Look over the lines below. Report each one that includes the string "type".

-- START DATA FOR THE TASK --

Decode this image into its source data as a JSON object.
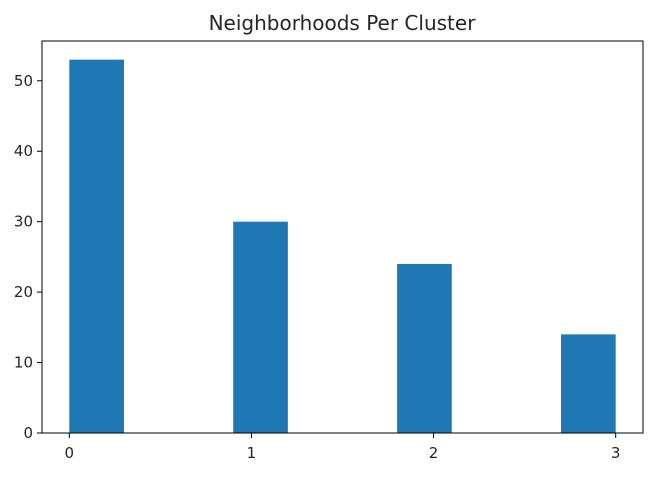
{
  "chart_data": {
    "type": "bar",
    "title": "Neighborhoods Per Cluster",
    "xlabel": "",
    "ylabel": "",
    "x_ticks": [
      "0",
      "1",
      "2",
      "3"
    ],
    "y_ticks": [
      "0",
      "10",
      "20",
      "30",
      "40",
      "50"
    ],
    "series": [
      {
        "values": [
          53,
          30,
          24,
          14
        ],
        "color": "#1f77b4"
      }
    ],
    "bins": [
      {
        "start": 0.0,
        "end": 0.3,
        "count": 53
      },
      {
        "start": 0.9,
        "end": 1.2,
        "count": 30
      },
      {
        "start": 1.8,
        "end": 2.1,
        "count": 24
      },
      {
        "start": 2.7,
        "end": 3.0,
        "count": 14
      }
    ],
    "xlim": [
      -0.15,
      3.15
    ],
    "ylim": [
      0,
      55.65
    ],
    "grid": false,
    "legend": "none"
  }
}
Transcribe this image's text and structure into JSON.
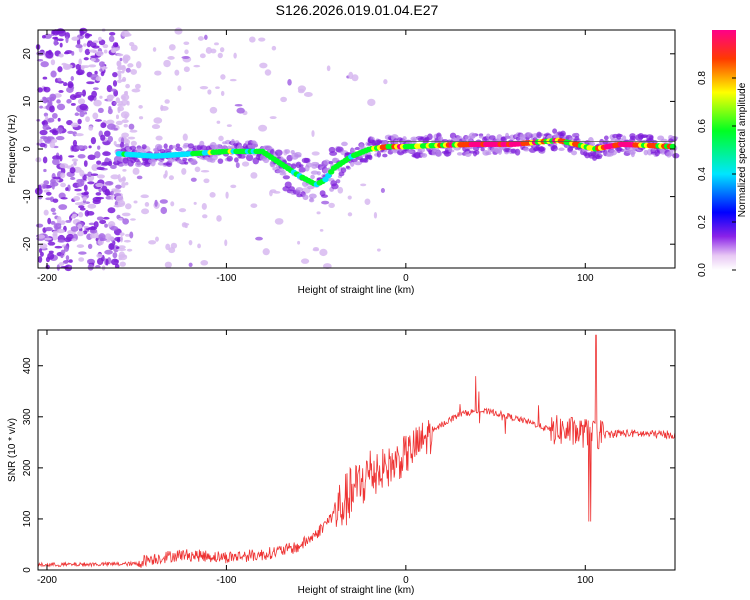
{
  "title": "S126.2026.019.01.04.E27",
  "chart_data": [
    {
      "type": "heatmap",
      "xlabel": "Height of straight line (km)",
      "ylabel": "Frequency (Hz)",
      "xlim": [
        -205,
        150
      ],
      "ylim": [
        -25,
        25
      ],
      "xticks": [
        -200,
        -100,
        0,
        100
      ],
      "yticks": [
        -20,
        -10,
        0,
        10,
        20
      ],
      "colorbar": {
        "label": "Normalized spectral amplitude",
        "range": [
          0,
          1
        ],
        "ticks": [
          "0.0",
          "0.2",
          "0.4",
          "0.6",
          "0.8"
        ]
      },
      "track": {
        "x": [
          -160,
          -140,
          -120,
          -100,
          -90,
          -80,
          -70,
          -60,
          -50,
          -45,
          -40,
          -30,
          -20,
          -10,
          0,
          20,
          40,
          60,
          75,
          85,
          95,
          105,
          120,
          150
        ],
        "y": [
          -1,
          -1.5,
          -1,
          -0.5,
          -0.5,
          -0.5,
          -3,
          -5.5,
          -7.5,
          -6.5,
          -4,
          -1.5,
          0,
          0.5,
          0.5,
          0.8,
          1,
          1,
          1.5,
          1.8,
          1,
          0,
          1,
          0.5
        ]
      }
    },
    {
      "type": "line",
      "xlabel": "Height of straight line (km)",
      "ylabel": "SNR (10 * v/v)",
      "xlim": [
        -205,
        150
      ],
      "ylim": [
        0,
        470
      ],
      "xticks": [
        -200,
        -100,
        0,
        100
      ],
      "yticks": [
        0,
        100,
        200,
        300,
        400
      ],
      "color": "#ee3333",
      "envelope": {
        "x": [
          -205,
          -150,
          -145,
          -125,
          -100,
          -80,
          -60,
          -50,
          -40,
          -30,
          -20,
          -10,
          0,
          10,
          20,
          30,
          40,
          50,
          60,
          70,
          80,
          90,
          100,
          110,
          120,
          150
        ],
        "y": [
          10,
          12,
          20,
          30,
          25,
          30,
          45,
          70,
          110,
          150,
          190,
          200,
          225,
          255,
          285,
          305,
          312,
          308,
          298,
          288,
          275,
          272,
          268,
          265,
          268,
          265
        ]
      }
    }
  ]
}
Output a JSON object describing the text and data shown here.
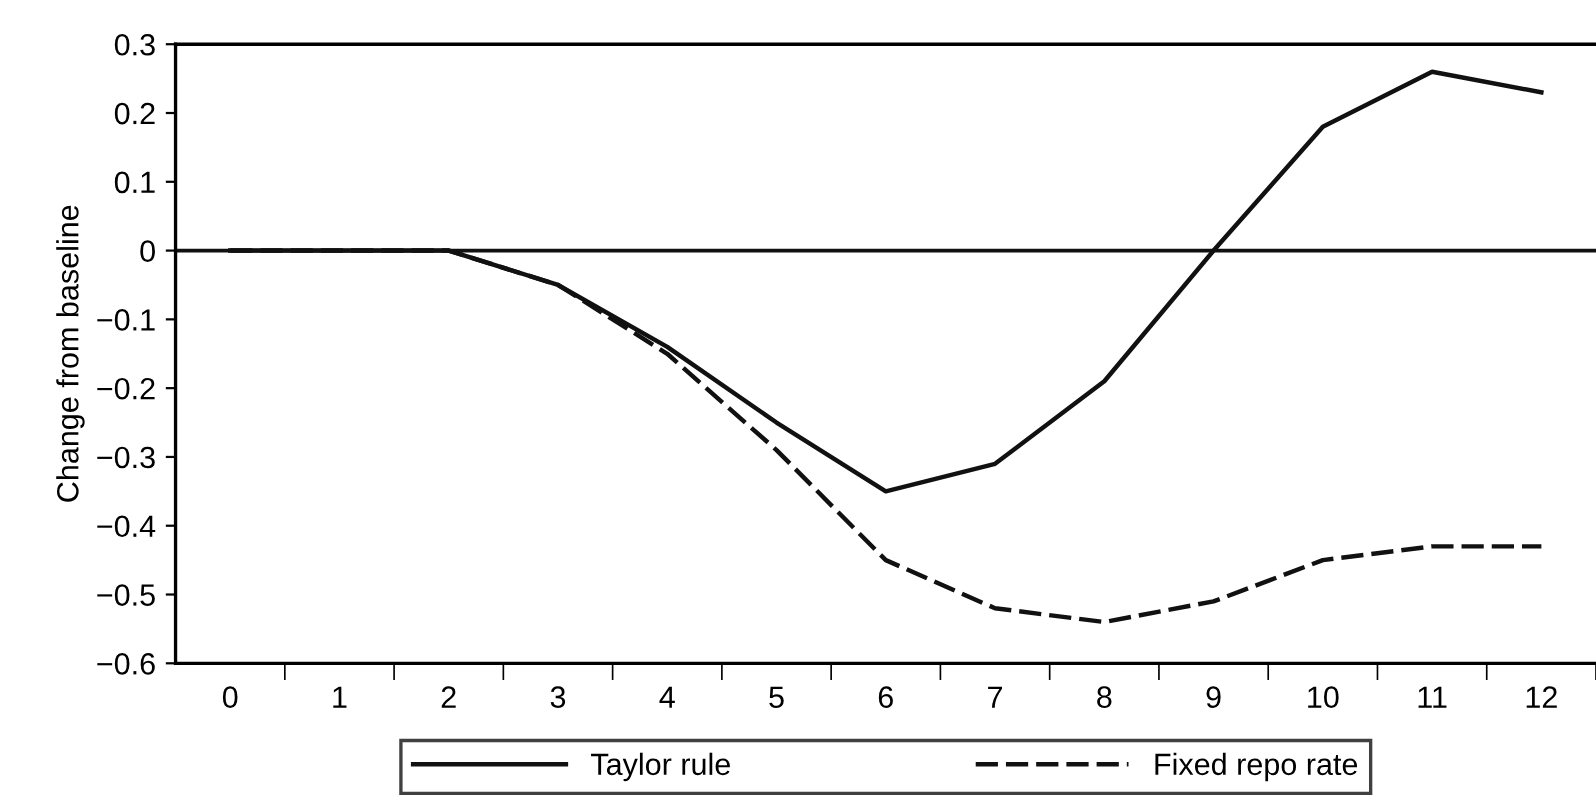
{
  "chart_data": {
    "type": "line",
    "ylabel": "Change from baseline",
    "categories": [
      "0",
      "1",
      "2",
      "3",
      "4",
      "5",
      "6",
      "7",
      "8",
      "9",
      "10",
      "11",
      "12"
    ],
    "series": [
      {
        "name": "Taylor rule",
        "color": "#111111",
        "line_style": "solid",
        "values": [
          0,
          0,
          0,
          -0.05,
          -0.14,
          -0.25,
          -0.35,
          -0.31,
          -0.19,
          0.0,
          0.18,
          0.26,
          0.23
        ]
      },
      {
        "name": "Fixed repo rate",
        "color": "#111111",
        "line_style": "dashed",
        "values": [
          0,
          0,
          0,
          -0.05,
          -0.15,
          -0.29,
          -0.45,
          -0.52,
          -0.54,
          -0.51,
          -0.45,
          -0.43,
          -0.43
        ]
      }
    ],
    "ylim": [
      -0.6,
      0.3
    ],
    "yticks": [
      {
        "value": -0.6,
        "label": "−0.6"
      },
      {
        "value": -0.5,
        "label": "−0.5"
      },
      {
        "value": -0.4,
        "label": "−0.4"
      },
      {
        "value": -0.3,
        "label": "−0.3"
      },
      {
        "value": -0.2,
        "label": "−0.2"
      },
      {
        "value": -0.1,
        "label": "−0.1"
      },
      0,
      0.1,
      0.2,
      0.3
    ],
    "ref_lines": [
      {
        "axis": "y",
        "value": 0,
        "color": "#111111"
      }
    ],
    "grid": false,
    "legend": "bottom",
    "marker": "none"
  }
}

-- END DATA FOR THE TASK --

▶ RESPONSE TO THE EXERCISE:
    "type": "bar",
      "type": "heatmap",
      "type": "line",
    "type": "line",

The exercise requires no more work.